>> start DATA EXTRACT

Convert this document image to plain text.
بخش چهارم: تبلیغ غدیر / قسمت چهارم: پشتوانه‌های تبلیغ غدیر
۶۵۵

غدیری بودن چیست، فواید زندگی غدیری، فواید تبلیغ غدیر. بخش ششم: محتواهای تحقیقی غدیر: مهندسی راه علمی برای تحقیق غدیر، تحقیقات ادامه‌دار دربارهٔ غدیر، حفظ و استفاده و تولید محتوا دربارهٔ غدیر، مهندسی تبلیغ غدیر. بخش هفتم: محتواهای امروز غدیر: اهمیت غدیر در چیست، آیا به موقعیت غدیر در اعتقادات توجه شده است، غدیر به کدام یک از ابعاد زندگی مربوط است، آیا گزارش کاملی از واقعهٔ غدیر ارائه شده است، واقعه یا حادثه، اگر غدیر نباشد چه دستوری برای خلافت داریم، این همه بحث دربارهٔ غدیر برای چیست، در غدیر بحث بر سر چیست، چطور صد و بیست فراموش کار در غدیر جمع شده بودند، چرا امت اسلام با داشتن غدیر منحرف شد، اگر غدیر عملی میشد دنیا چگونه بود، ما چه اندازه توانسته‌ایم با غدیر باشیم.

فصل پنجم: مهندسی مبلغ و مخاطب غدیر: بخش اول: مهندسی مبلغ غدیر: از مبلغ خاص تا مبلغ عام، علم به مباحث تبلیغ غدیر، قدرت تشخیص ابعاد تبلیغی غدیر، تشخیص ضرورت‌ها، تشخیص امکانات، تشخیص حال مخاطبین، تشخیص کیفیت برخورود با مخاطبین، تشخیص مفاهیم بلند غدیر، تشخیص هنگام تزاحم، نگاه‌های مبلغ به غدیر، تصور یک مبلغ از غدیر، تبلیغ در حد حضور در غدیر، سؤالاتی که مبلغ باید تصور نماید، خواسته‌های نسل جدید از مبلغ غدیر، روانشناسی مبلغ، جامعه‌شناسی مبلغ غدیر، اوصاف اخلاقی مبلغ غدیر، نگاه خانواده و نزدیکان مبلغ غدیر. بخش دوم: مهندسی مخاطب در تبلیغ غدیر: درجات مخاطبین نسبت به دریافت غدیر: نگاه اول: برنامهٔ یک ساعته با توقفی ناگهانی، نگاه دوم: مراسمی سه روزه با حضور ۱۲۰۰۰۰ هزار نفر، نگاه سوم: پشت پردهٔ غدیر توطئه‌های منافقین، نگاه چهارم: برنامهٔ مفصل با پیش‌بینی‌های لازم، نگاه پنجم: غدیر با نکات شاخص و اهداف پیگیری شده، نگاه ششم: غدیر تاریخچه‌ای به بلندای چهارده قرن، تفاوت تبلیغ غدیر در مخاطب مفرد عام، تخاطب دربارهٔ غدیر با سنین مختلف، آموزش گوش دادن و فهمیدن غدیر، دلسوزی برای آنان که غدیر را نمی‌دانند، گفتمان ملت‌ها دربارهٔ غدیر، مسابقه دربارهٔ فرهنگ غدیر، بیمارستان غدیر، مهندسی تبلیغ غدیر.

>> end DATA EXTRACT

### SET TASK
Find each line holding the word "تبلیغ" and copy it.

### ANSWER BELOW
بخش چهارم: تبلیغ غدیر / قسمت چهارم: پشتوانه‌های تبلیغ غدیر
غدیری بودن چیست، فواید زندگی غدیری، فواید تبلیغ غدیر. بخش ششم: محتواهای تحقیقی غدیر: مهندسی راه علمی برای تحقیق غدیر، تحقیقات ادامه‌دار دربارهٔ غدیر، حفظ و استفاده و تولید محتوا دربارهٔ غدیر، مهندسی تبلیغ غدیر. بخش هفتم: محتواهای امروز غدیر: اهمیت غدیر در چیست، آیا به موقعیت غدیر در اعتقادات توجه شده است، غدیر به کدام یک از ابعاد زندگی مربوط است، آیا گزارش کاملی از واقعهٔ غدیر ارائه شده است، واقعه یا حادثه، اگر غدیر نباشد چه دستوری برای خلافت داریم، این همه بحث دربارهٔ غدیر برای چیست، در غدیر بحث بر سر چیست، چطور صد و بیست فراموش کار در غدیر جمع شده بودند، چرا امت اسلام با داشتن غدیر منحرف شد، اگر غدیر عملی میشد دنیا چگونه بود، ما چه اندازه توانسته‌ایم با غدیر باشیم.
فصل پنجم: مهندسی مبلغ و مخاطب غدیر: بخش اول: مهندسی مبلغ غدیر: از مبلغ خاص تا مبلغ عام، علم به مباحث تبلیغ غدیر، قدرت تشخیص ابعاد تبلیغی غدیر، تشخیص ضرورت‌ها، تشخیص امکانات، تشخیص حال مخاطبین، تشخیص کیفیت برخورود با مخاطبین، تشخیص مفاهیم بلند غدیر، تشخیص هنگام تزاحم، نگاه‌های مبلغ به غدیر، تصور یک مبلغ از غدیر، تبلیغ در حد حضور در غدیر، سؤالاتی که مبلغ باید تصور نماید، خواسته‌های نسل جدید از مبلغ غدیر، روانشناسی مبلغ، جامعه‌شناسی مبلغ غدیر، اوصاف اخلاقی مبلغ غدیر، نگاه خانواده و نزدیکان مبلغ غدیر. بخش دوم: مهندسی مخاطب در تبلیغ غدیر: درجات مخاطبین نسبت به دریافت غدیر: نگاه اول: برنامهٔ یک ساعته با توقفی ناگهانی، نگاه دوم: مراسمی سه روزه با حضور ۱۲۰۰۰۰ هزار نفر، نگاه سوم: پشت پردهٔ غدیر توطئه‌های منافقین، نگاه چهارم: برنامهٔ مفصل با پیش‌بینی‌های لازم، نگاه پنجم: غدیر با نکات شاخص و اهداف پیگیری شده، نگاه ششم: غدیر تاریخچه‌ای به بلندای چهارده قرن، تفاوت تبلیغ غدیر در مخاطب مفرد عام، تخاطب دربارهٔ غدیر با سنین مختلف، آموزش گوش دادن و فهمیدن غدیر، دلسوزی برای آنان که غدیر را نمی‌دانند، گفتمان ملت‌ها دربارهٔ غدیر، مسابقه دربارهٔ فرهنگ غدیر، بیمارستان غدیر، مهندسی تبلیغ غدیر.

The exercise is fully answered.